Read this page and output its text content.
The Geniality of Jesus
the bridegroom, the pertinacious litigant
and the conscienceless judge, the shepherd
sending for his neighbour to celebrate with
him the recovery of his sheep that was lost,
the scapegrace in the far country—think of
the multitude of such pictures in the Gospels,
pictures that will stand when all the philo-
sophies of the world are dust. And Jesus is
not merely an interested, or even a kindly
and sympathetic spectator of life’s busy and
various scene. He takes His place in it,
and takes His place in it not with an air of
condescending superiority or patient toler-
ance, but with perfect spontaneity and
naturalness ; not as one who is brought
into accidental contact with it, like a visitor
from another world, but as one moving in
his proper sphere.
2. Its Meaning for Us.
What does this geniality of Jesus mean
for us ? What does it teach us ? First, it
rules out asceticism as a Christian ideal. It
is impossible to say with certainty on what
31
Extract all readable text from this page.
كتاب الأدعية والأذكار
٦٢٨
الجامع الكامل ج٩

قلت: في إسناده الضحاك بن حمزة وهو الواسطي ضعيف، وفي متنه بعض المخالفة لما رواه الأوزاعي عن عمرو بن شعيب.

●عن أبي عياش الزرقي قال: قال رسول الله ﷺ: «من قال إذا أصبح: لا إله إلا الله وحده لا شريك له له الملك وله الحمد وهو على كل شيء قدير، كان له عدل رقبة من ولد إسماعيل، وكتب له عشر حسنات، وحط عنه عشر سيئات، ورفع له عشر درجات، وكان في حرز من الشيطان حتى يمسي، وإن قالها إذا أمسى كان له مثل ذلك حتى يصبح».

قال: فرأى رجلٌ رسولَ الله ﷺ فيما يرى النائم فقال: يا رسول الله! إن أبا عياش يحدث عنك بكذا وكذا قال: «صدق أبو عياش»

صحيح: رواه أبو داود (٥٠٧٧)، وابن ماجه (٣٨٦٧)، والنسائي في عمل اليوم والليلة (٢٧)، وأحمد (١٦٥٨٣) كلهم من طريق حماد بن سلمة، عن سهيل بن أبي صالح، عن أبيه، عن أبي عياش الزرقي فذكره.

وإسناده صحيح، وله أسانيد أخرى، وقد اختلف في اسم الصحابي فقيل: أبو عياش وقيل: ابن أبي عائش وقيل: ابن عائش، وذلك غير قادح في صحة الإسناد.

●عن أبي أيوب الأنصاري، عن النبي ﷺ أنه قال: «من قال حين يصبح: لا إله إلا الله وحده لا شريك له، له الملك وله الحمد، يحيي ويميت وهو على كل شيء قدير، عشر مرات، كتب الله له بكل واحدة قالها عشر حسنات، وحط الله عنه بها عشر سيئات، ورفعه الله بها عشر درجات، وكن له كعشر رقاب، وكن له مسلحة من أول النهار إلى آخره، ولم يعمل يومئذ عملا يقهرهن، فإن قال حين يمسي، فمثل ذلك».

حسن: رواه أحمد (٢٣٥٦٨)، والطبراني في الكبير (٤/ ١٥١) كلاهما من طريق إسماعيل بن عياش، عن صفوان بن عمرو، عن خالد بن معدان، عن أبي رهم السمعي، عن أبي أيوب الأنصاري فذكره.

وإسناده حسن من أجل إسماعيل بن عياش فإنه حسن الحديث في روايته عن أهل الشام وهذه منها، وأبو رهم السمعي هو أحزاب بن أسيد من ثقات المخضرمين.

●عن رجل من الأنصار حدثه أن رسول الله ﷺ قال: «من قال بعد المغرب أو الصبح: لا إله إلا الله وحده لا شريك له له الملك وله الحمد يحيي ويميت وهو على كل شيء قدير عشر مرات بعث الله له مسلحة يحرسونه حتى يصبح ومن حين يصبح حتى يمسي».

Task to complete: Copy each line of the listing that holds the word "مسلحة".

Complete answer:
●عن أبي أيوب الأنصاري، عن النبي ﷺ أنه قال: «من قال حين يصبح: لا إله إلا الله وحده لا شريك له، له الملك وله الحمد، يحيي ويميت وهو على كل شيء قدير، عشر مرات، كتب الله له بكل واحدة قالها عشر حسنات، وحط الله عنه بها عشر سيئات، ورفعه الله بها عشر درجات، وكن له كعشر رقاب، وكن له مسلحة من أول النهار إلى آخره، ولم يعمل يومئذ عملا يقهرهن، فإن قال حين يمسي، فمثل ذلك».
●عن رجل من الأنصار حدثه أن رسول الله ﷺ قال: «من قال بعد المغرب أو الصبح: لا إله إلا الله وحده لا شريك له له الملك وله الحمد يحيي ويميت وهو على كل شيء قدير عشر مرات بعث الله له مسلحة يحرسونه حتى يصبح ومن حين يصبح حتى يمسي».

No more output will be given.